--- start of RECORD LIST ---

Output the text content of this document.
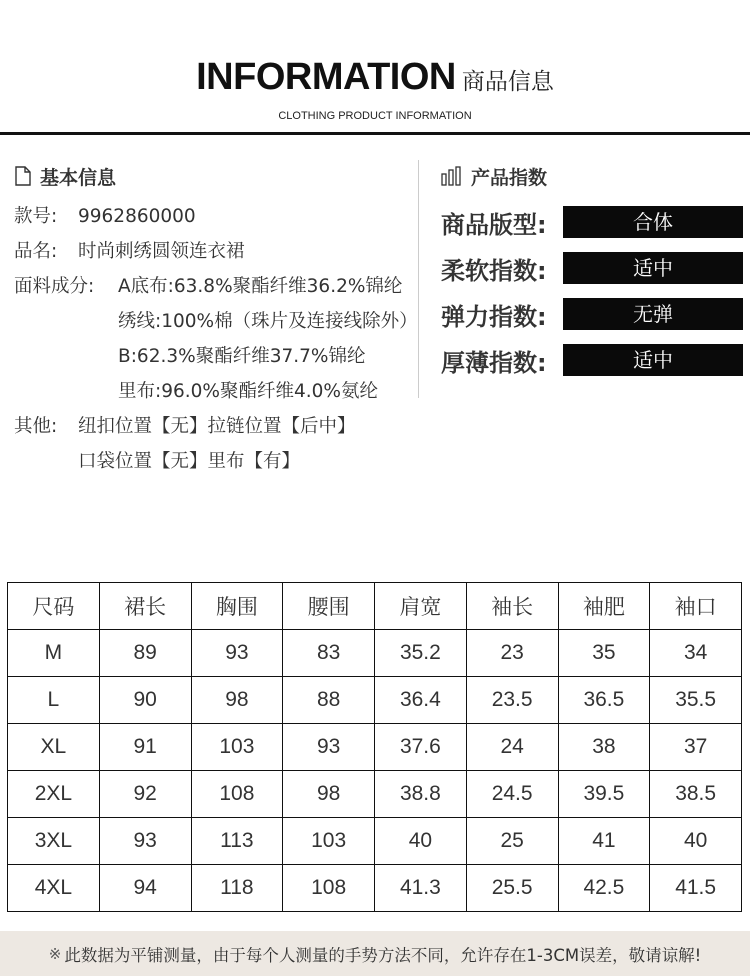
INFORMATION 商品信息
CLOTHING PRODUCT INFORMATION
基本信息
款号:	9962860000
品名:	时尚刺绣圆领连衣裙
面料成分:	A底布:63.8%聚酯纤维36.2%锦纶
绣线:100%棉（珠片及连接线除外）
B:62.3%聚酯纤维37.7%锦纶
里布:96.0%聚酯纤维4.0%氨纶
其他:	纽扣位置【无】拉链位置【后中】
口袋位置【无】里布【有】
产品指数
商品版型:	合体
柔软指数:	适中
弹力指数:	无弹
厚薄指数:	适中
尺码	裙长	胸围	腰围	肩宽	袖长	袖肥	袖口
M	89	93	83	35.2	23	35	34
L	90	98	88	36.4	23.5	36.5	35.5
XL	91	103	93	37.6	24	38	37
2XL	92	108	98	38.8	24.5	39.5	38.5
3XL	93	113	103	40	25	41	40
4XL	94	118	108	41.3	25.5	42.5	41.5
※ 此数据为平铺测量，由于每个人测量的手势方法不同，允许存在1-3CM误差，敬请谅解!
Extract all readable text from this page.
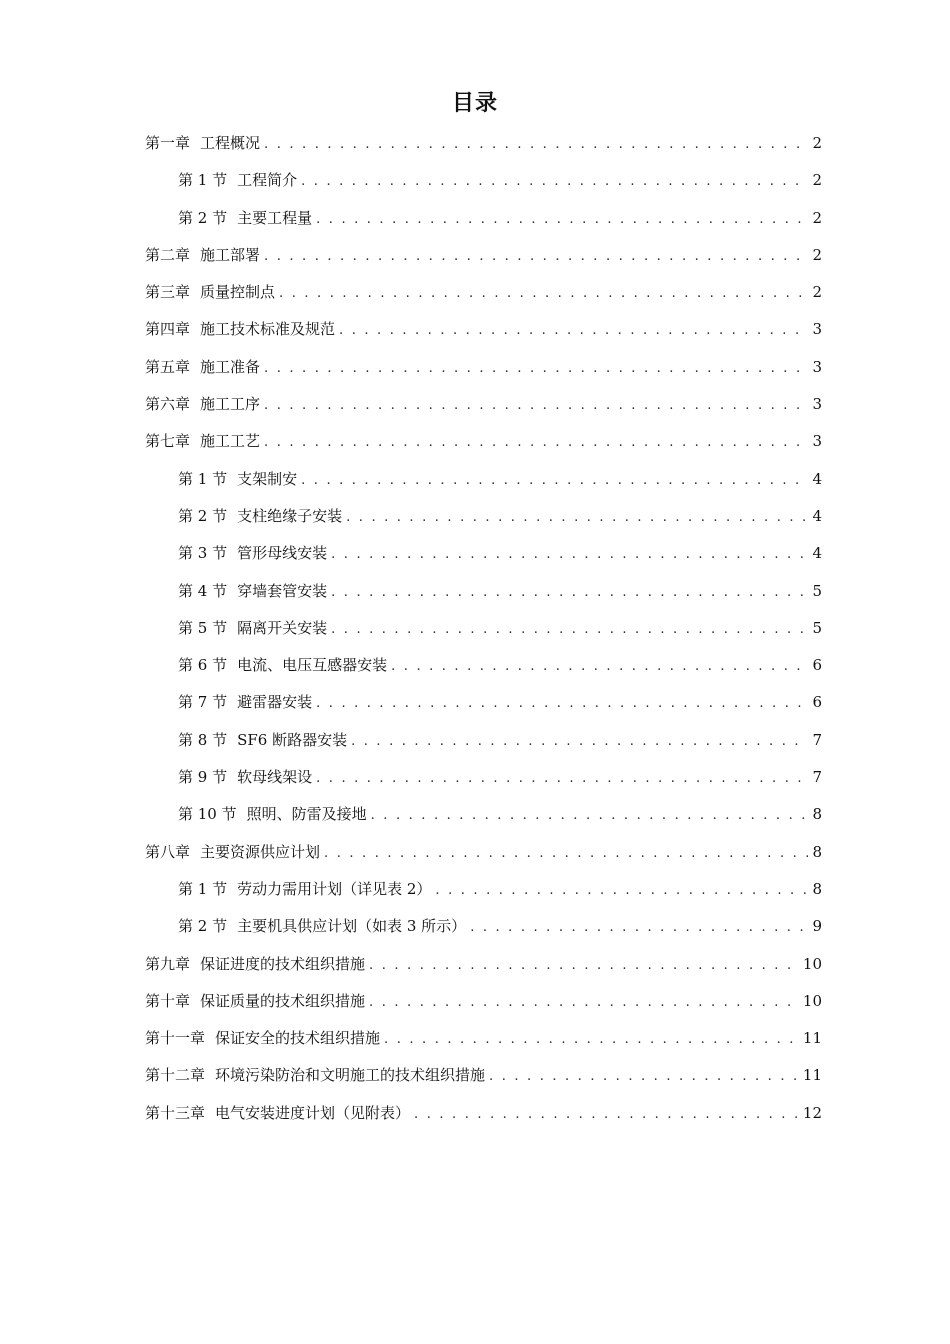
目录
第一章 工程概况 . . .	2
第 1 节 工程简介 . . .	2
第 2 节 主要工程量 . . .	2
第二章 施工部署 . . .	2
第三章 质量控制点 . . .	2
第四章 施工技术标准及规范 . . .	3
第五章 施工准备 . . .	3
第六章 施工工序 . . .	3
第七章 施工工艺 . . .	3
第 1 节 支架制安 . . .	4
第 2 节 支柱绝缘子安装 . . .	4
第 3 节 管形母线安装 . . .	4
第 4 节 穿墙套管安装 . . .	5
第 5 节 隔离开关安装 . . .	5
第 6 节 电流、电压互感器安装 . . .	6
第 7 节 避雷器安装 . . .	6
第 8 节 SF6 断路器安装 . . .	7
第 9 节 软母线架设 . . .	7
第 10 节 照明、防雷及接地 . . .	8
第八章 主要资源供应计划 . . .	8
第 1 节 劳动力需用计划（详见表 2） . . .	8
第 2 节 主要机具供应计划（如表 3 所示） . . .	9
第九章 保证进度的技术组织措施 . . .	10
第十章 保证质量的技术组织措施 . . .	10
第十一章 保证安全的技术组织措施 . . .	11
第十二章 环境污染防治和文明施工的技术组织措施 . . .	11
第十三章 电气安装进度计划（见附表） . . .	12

--- end of RECORD LIST ---

* _INSTRUCTION_:
Say how many lines in this listing hold the string "text", giving the count and nothing more.

* _THE RESULT_:
2